═══ Records shown
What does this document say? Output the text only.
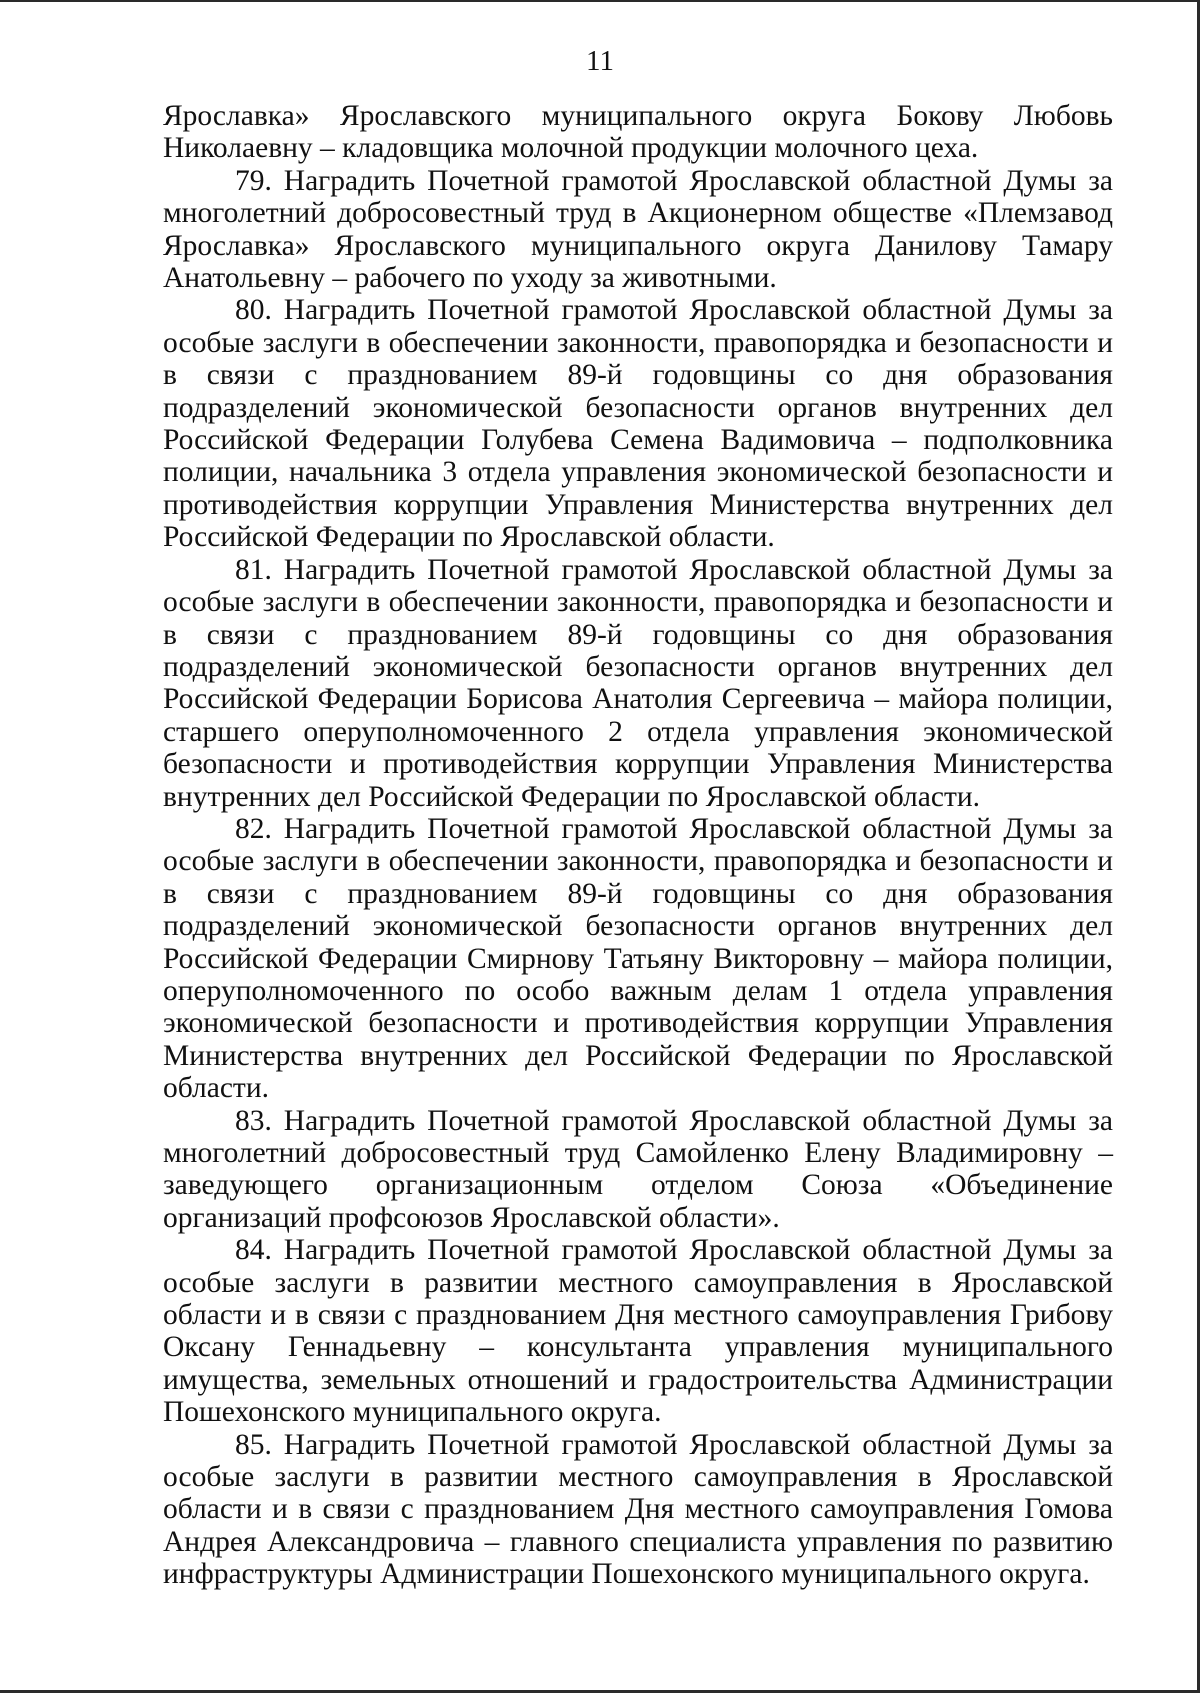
11

Ярославка» Ярославского муниципального округа Бокову Любовь Николаевну – кладовщика молочной продукции молочного цеха.

79. Наградить Почетной грамотой Ярославской областной Думы за многолетний добросовестный труд в Акционерном обществе «Племзавод Ярославка» Ярославского муниципального округа Данилову Тамару Анатольевну – рабочего по уходу за животными.

80. Наградить Почетной грамотой Ярославской областной Думы за особые заслуги в обеспечении законности, правопорядка и безопасности и в связи с празднованием 89-й годовщины со дня образования подразделений экономической безопасности органов внутренних дел Российской Федерации Голубева Семена Вадимовича – подполковника полиции, начальника 3 отдела управления экономической безопасности и противодействия коррупции Управления Министерства внутренних дел Российской Федерации по Ярославской области.

81. Наградить Почетной грамотой Ярославской областной Думы за особые заслуги в обеспечении законности, правопорядка и безопасности и в связи с празднованием 89-й годовщины со дня образования подразделений экономической безопасности органов внутренних дел Российской Федерации Борисова Анатолия Сергеевича – майора полиции, старшего оперуполномоченного 2 отдела управления экономической безопасности и противодействия коррупции Управления Министерства внутренних дел Российской Федерации по Ярославской области.

82. Наградить Почетной грамотой Ярославской областной Думы за особые заслуги в обеспечении законности, правопорядка и безопасности и в связи с празднованием 89-й годовщины со дня образования подразделений экономической безопасности органов внутренних дел Российской Федерации Смирнову Татьяну Викторовну – майора полиции, оперуполномоченного по особо важным делам 1 отдела управления экономической безопасности и противодействия коррупции Управления Министерства внутренних дел Российской Федерации по Ярославской области.

83. Наградить Почетной грамотой Ярославской областной Думы за многолетний добросовестный труд Самойленко Елену Владимировну – заведующего организационным отделом Союза «Объединение организаций профсоюзов Ярославской области».

84. Наградить Почетной грамотой Ярославской областной Думы за особые заслуги в развитии местного самоуправления в Ярославской области и в связи с празднованием Дня местного самоуправления Грибову Оксану Геннадьевну – консультанта управления муниципального имущества, земельных отношений и градостроительства Администрации Пошехонского муниципального округа.

85. Наградить Почетной грамотой Ярославской областной Думы за особые заслуги в развитии местного самоуправления в Ярославской области и в связи с празднованием Дня местного самоуправления Гомова Андрея Александровича – главного специалиста управления по развитию инфраструктуры Администрации Пошехонского муниципального округа.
══════
▶ [What you have to do]:
Reproduce the material above in full, exactly, with no images.

▶ [Response below]:
What does this document say? Output the text only.
11

Ярославка» Ярославского муниципального округа Бокову Любовь Николаевну – кладовщика молочной продукции молочного цеха.

79. Наградить Почетной грамотой Ярославской областной Думы за многолетний добросовестный труд в Акционерном обществе «Племзавод Ярославка» Ярославского муниципального округа Данилову Тамару Анатольевну – рабочего по уходу за животными.

80. Наградить Почетной грамотой Ярославской областной Думы за особые заслуги в обеспечении законности, правопорядка и безопасности и в связи с празднованием 89-й годовщины со дня образования подразделений экономической безопасности органов внутренних дел Российской Федерации Голубева Семена Вадимовича – подполковника полиции, начальника 3 отдела управления экономической безопасности и противодействия коррупции Управления Министерства внутренних дел Российской Федерации по Ярославской области.

81. Наградить Почетной грамотой Ярославской областной Думы за особые заслуги в обеспечении законности, правопорядка и безопасности и в связи с празднованием 89-й годовщины со дня образования подразделений экономической безопасности органов внутренних дел Российской Федерации Борисова Анатолия Сергеевича – майора полиции, старшего оперуполномоченного 2 отдела управления экономической безопасности и противодействия коррупции Управления Министерства внутренних дел Российской Федерации по Ярославской области.

82. Наградить Почетной грамотой Ярославской областной Думы за особые заслуги в обеспечении законности, правопорядка и безопасности и в связи с празднованием 89-й годовщины со дня образования подразделений экономической безопасности органов внутренних дел Российской Федерации Смирнову Татьяну Викторовну – майора полиции, оперуполномоченного по особо важным делам 1 отдела управления экономической безопасности и противодействия коррупции Управления Министерства внутренних дел Российской Федерации по Ярославской области.

83. Наградить Почетной грамотой Ярославской областной Думы за многолетний добросовестный труд Самойленко Елену Владимировну – заведующего организационным отделом Союза «Объединение организаций профсоюзов Ярославской области».

84. Наградить Почетной грамотой Ярославской областной Думы за особые заслуги в развитии местного самоуправления в Ярославской области и в связи с празднованием Дня местного самоуправления Грибову Оксану Геннадьевну – консультанта управления муниципального имущества, земельных отношений и градостроительства Администрации Пошехонского муниципального округа.

85. Наградить Почетной грамотой Ярославской областной Думы за особые заслуги в развитии местного самоуправления в Ярославской области и в связи с празднованием Дня местного самоуправления Гомова Андрея Александровича – главного специалиста управления по развитию инфраструктуры Администрации Пошехонского муниципального округа.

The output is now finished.